=== 本文抜粋 ===
******

若手農家らによる耕畜連携の新組織「新発田コントラクター」設立 堆肥と飼料で相互協力

新潟県新発田市の若手畜産・耕種農家らは、厳しい農業情勢を打破するために地域の農業者が一体となり、永続的な農業のカタチを創る組織「新発田コントラクター」の設立報告会を実施した。

新発田コントラクターは、新発田市豊浦地区の若手の畜産農家2件、耕種農家3件の協力で2022年(令和4年11月1日に設立。畜産農家も耕種農家も今後さらに厳しい経営を強いられることが予想される中で、それぞれの問題点を交遊し、耕畜連携によってできる解決策を見出す。現実的に信頼し合える地域の仲間とともに課題を解決し、永続的に地域農業を支えていくことが目的だ。



堆肥の有効活用と飼料の生産拡大で耕畜連携


現在、耕種農家は肥料価格の高騰により苦しい状況が続いており、化学肥料だけに頼らない土づくりが求められる。さらに、燃料価格、電気料金の高騰により、乾燥調整設備のランニングコストなども課題となっている。また、離農者の増加により、経営面積自体は拡大しているものの、繁忙期は重なってしまうため、面積拡大に対応できないという現状の中で、水稲以外の作物も視野に入れなければ厳しいという状況だ。

一方の畜産農家も、飼料価格の高騰により安定した生乳を安定価格で確保できておらず、飼料があれば生乳の生産も可能だが、遠方の飼料を入手するための運搬コストもかさんでしまっている。同時に、毎日排出される糞尿を使って堆肥を作ったとしても、有効活用しきれずに経費をかけて遠方に輸送したり処理することもあるという。

こうした互いの課題を協力することで、畜産農家は乳牛140頭の糞尿で作った堆肥を耕種農家に提供し、耕種農家は稲穂などや飼料用とうもろこしによる乳牛の飼料を生産するという、耕畜連携のビジネスモデルを進めていく。

******

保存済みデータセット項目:
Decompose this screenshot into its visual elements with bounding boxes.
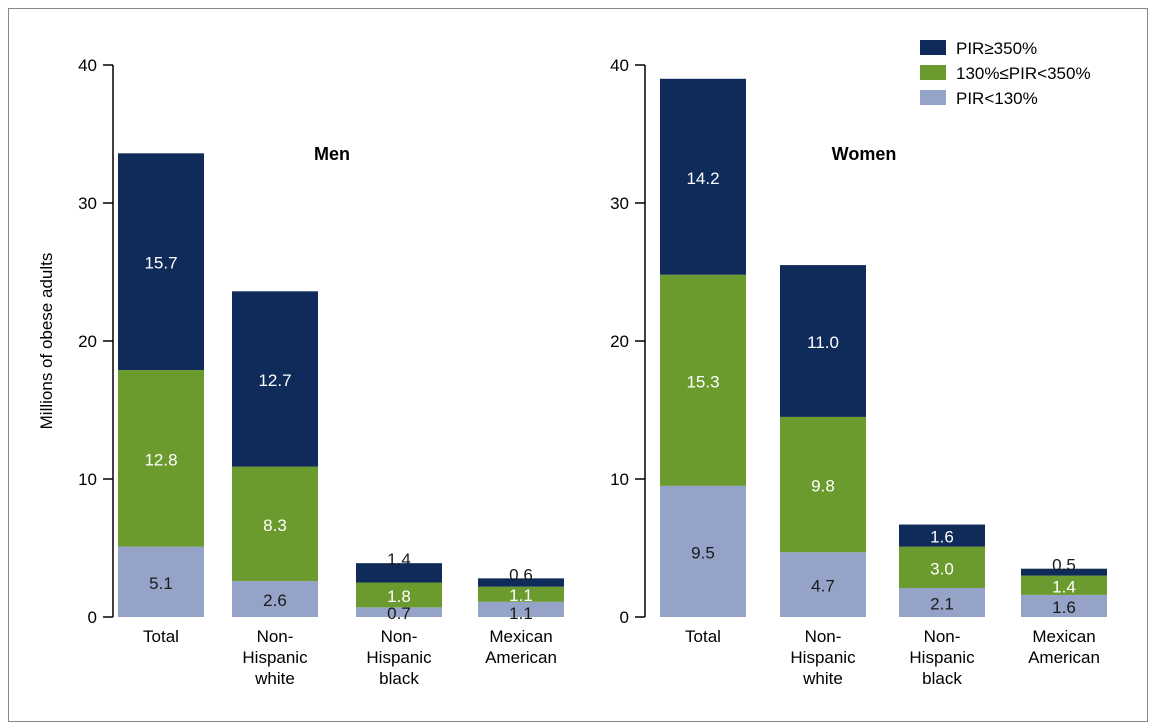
x-category-label: Hispanic — [909, 648, 975, 667]
bar-value-label: 11.0 — [807, 333, 839, 352]
bar-value-label: 1.1 — [509, 586, 533, 605]
legend-label: PIR≥350% — [956, 39, 1037, 58]
bar-value-label: 1.1 — [509, 604, 533, 623]
x-category-label: Non- — [257, 627, 294, 646]
bar-value-label: 3.0 — [930, 559, 954, 578]
bar-segment — [899, 546, 985, 589]
y-tick-label: 0 — [620, 608, 629, 627]
bar-value-label: 9.5 — [691, 543, 715, 562]
bar-segment — [899, 588, 985, 617]
bar-value-label: 0.6 — [509, 565, 533, 584]
x-category-label: Total — [685, 627, 721, 646]
x-category-label: Non- — [381, 627, 418, 646]
bar-segment — [356, 607, 442, 617]
legend-swatch — [920, 65, 946, 80]
bar-value-label: 0.7 — [387, 604, 411, 623]
bar-segment — [1021, 575, 1107, 595]
bar-value-label: 1.6 — [930, 528, 954, 547]
bar-segment — [118, 369, 204, 547]
bar-segment — [660, 485, 746, 617]
bar-segment — [478, 578, 564, 587]
x-category-label: white — [802, 669, 843, 688]
bar-segment — [118, 153, 204, 370]
panel-title: Women — [832, 144, 897, 164]
x-category-label: Hispanic — [366, 648, 432, 667]
y-tick-label: 40 — [78, 56, 97, 75]
x-category-label: Mexican — [1032, 627, 1095, 646]
x-category-label: black — [379, 669, 419, 688]
bar-value-label: 14.2 — [686, 169, 719, 188]
x-category-label: Non- — [924, 627, 961, 646]
legend-label: 130%≤PIR<350% — [956, 64, 1091, 83]
bar-segment — [899, 524, 985, 547]
legend-swatch — [920, 90, 946, 105]
bar-segment — [780, 552, 866, 617]
bar-value-label: 2.1 — [930, 595, 954, 614]
bar-value-label: 8.3 — [263, 516, 287, 535]
bar-segment — [660, 78, 746, 275]
y-tick-label: 10 — [78, 470, 97, 489]
bar-segment — [478, 586, 564, 602]
bar-value-label: 15.3 — [686, 372, 719, 391]
bar-segment — [118, 546, 204, 617]
bar-value-label: 0.5 — [1052, 556, 1076, 575]
x-category-label: white — [254, 669, 295, 688]
bar-value-label: 1.4 — [1052, 577, 1076, 596]
panel-title: Men — [314, 144, 350, 164]
y-tick-label: 0 — [88, 608, 97, 627]
x-category-label: Total — [143, 627, 179, 646]
legend-label: PIR<130% — [956, 89, 1038, 108]
bar-value-label: 1.4 — [387, 550, 411, 569]
y-axis-title: Millions of obese adults — [37, 253, 56, 430]
bar-value-label: 1.8 — [387, 587, 411, 606]
bar-value-label: 12.7 — [258, 371, 291, 390]
x-category-label: Hispanic — [242, 648, 308, 667]
y-tick-label: 20 — [78, 332, 97, 351]
bar-segment — [780, 416, 866, 553]
x-category-label: American — [485, 648, 557, 667]
x-category-label: Non- — [805, 627, 842, 646]
bar-segment — [232, 466, 318, 582]
bar-segment — [660, 274, 746, 486]
bar-value-label: 4.7 — [811, 577, 835, 596]
y-tick-label: 40 — [610, 56, 629, 75]
bar-segment — [780, 265, 866, 417]
bar-value-label: 15.7 — [144, 254, 177, 273]
bar-value-label: 9.8 — [811, 477, 835, 496]
legend-swatch — [920, 40, 946, 55]
bar-segment — [1021, 594, 1107, 617]
bar-segment — [478, 601, 564, 617]
bar-segment — [232, 581, 318, 617]
bar-segment — [356, 563, 442, 583]
bar-segment — [1021, 568, 1107, 576]
x-category-label: black — [922, 669, 962, 688]
bar-segment — [232, 291, 318, 467]
bar-segment — [356, 582, 442, 608]
y-tick-label: 20 — [610, 332, 629, 351]
bar-value-label: 1.6 — [1052, 598, 1076, 617]
y-tick-label: 30 — [610, 194, 629, 213]
y-tick-label: 10 — [610, 470, 629, 489]
bar-value-label: 5.1 — [149, 574, 173, 593]
y-tick-label: 30 — [78, 194, 97, 213]
x-category-label: Mexican — [489, 627, 552, 646]
bar-value-label: 12.8 — [144, 450, 177, 469]
x-category-label: Hispanic — [790, 648, 856, 667]
x-category-label: American — [1028, 648, 1100, 667]
bar-value-label: 2.6 — [263, 591, 287, 610]
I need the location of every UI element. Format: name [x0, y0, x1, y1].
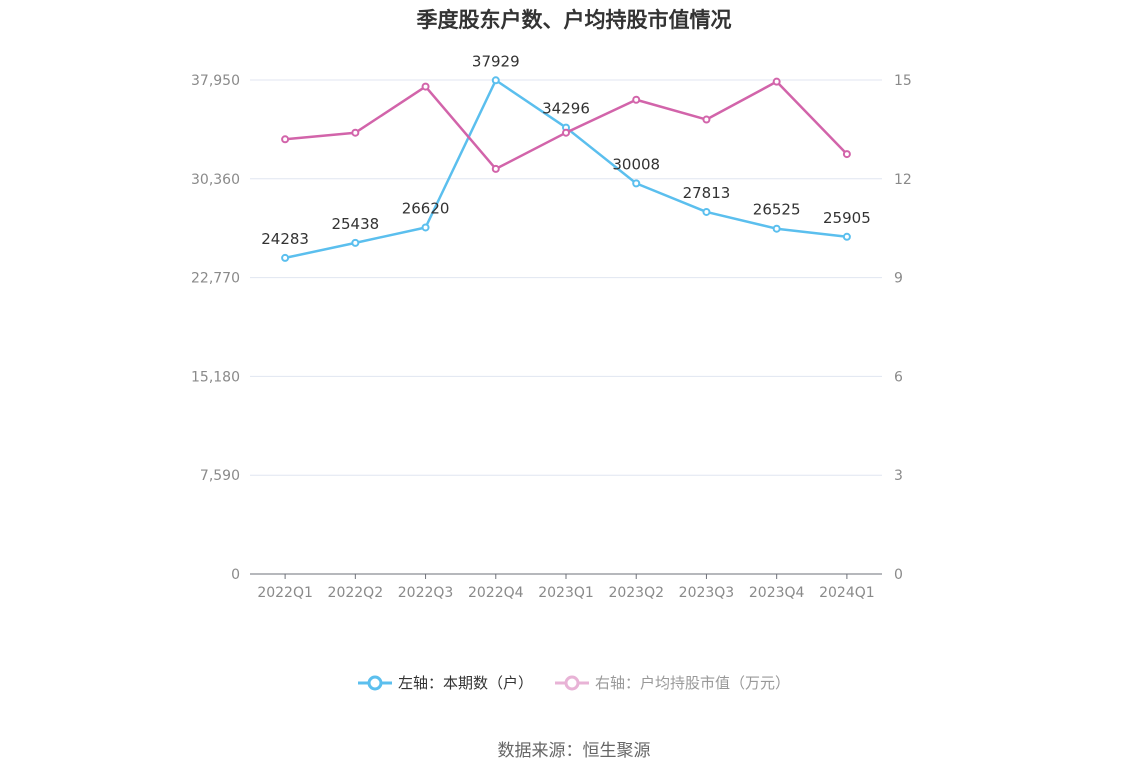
point-avg-value	[702, 115, 711, 124]
data-labels: 24283 25438 26620 37929 34296 30008 27813 26525…	[261, 52, 870, 248]
x-tick-label: 2024Q1	[819, 585, 875, 601]
legend: 左轴：本期数（户） 右轴：户均持股市值（万元）	[0, 672, 1148, 693]
legend-label-avg-value: 右轴：户均持股市值（万元）	[595, 674, 791, 692]
point-avg-value	[772, 77, 781, 86]
data-label-households: 27813	[683, 184, 731, 202]
x-tick-label: 2022Q2	[328, 585, 384, 601]
source-note: 数据来源：恒生聚源	[497, 741, 651, 761]
point-households	[281, 253, 290, 262]
data-label-households: 25905	[823, 209, 871, 227]
point-households	[351, 238, 360, 247]
y-right-tick-label: 6	[894, 369, 903, 385]
point-households	[842, 232, 851, 241]
y-right-tick-label: 0	[894, 567, 903, 583]
data-label-households: 34296	[542, 100, 590, 118]
data-label-households: 24283	[261, 230, 309, 248]
x-tick-label: 2023Q4	[749, 585, 805, 601]
y-left-tick-label: 15,180	[191, 369, 240, 385]
chart-title: 季度股东户数、户均持股市值情况	[416, 8, 732, 32]
x-tick-label: 2022Q3	[398, 585, 454, 601]
legend-item-avg-value[interactable]: 右轴：户均持股市值（万元）	[555, 672, 790, 693]
point-avg-value	[281, 135, 290, 144]
data-label-households: 25438	[331, 215, 379, 233]
legend-marker-blue	[357, 675, 392, 690]
y-left-tick-label: 22,770	[191, 271, 240, 287]
data-label-households: 26620	[402, 199, 450, 217]
y-right-tick-label: 3	[894, 468, 903, 484]
point-households	[421, 223, 430, 232]
point-households	[632, 179, 641, 188]
point-households	[702, 207, 711, 216]
y-left-tick-label: 0	[231, 567, 240, 583]
point-households	[772, 224, 781, 233]
y-left-tick-label: 30,360	[191, 172, 240, 188]
chart-canvas: 0 0 7,590 3 15,180 6 22,770 9 30,360 12 37,950 15 20…	[191, 52, 912, 601]
y-right-tick-label: 9	[894, 271, 903, 287]
y-left-tick-label: 37,950	[191, 73, 240, 89]
legend-item-households[interactable]: 左轴：本期数（户）	[357, 672, 533, 693]
point-avg-value	[421, 82, 430, 91]
point-avg-value	[632, 95, 641, 104]
y-left-tick-label: 7,590	[200, 468, 240, 484]
point-avg-value	[562, 128, 570, 137]
data-label-households: 30008	[612, 155, 660, 173]
point-avg-value	[842, 150, 851, 159]
x-tick-label: 2023Q1	[538, 585, 594, 601]
x-tick-label: 2022Q1	[257, 585, 313, 601]
axes: 0 0 7,590 3 15,180 6 22,770 9 30,360 12 37,950 15 20…	[191, 73, 912, 601]
grid-lines	[250, 79, 882, 476]
x-tick-label: 2022Q4	[468, 585, 524, 601]
point-avg-value	[351, 128, 360, 137]
point-households	[491, 76, 500, 85]
legend-label-households: 左轴：本期数（户）	[397, 674, 533, 692]
data-label-households: 37929	[472, 52, 520, 70]
y-right-tick-label: 15	[894, 73, 912, 89]
y-right-tick-label: 12	[894, 172, 912, 188]
series-lines	[281, 76, 851, 262]
point-avg-value	[491, 164, 500, 173]
x-tick-label: 2023Q2	[608, 585, 664, 601]
data-label-households: 26525	[753, 201, 801, 219]
x-tick-label: 2023Q3	[679, 585, 735, 601]
legend-marker-pink	[555, 675, 589, 690]
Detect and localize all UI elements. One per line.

******

新発田コントラクター設立を伝える記事を、最後の文に続けて書き進めなさい。

将来的には地域の担い手をサポートする委託体制も


すでに2022年より農機メーカーなどと協力しながら実証も行っており、初期投資とメンテナンスコストを抑えるために手元の農機を活用。水稲の乾田直播を進めて、栽培面積を拡大してより効率的な作業体系を確立したいと考えている。また、より効率的な飼料生産のために、イアコーンからデントコーンへの品種変更や、飼料生産のために収穫や梱包などに活用する機械の導入なども進めていく予定だという。



「新発田コントラクター」が解決を目指しているのは、現在耕種農家と畜産農家の両方が抱えている問題だが、これらは今後多くの担い手農家の課題にもなっていくと予想される。将来的に地域ごとにこのような組織があれば、耕種農家は一部作業を委託し、畜産農家は飼料を安定確保できるようになる。そのような地域の農業者をサポートできる受託体制を整えていくことが「新発田コントラクター」の狙いだ。将来的には法人化も視野に入れ、地域での雇用も生み出し、活気あふれる未来永続的な地域農業のかたちを創出したいとしている。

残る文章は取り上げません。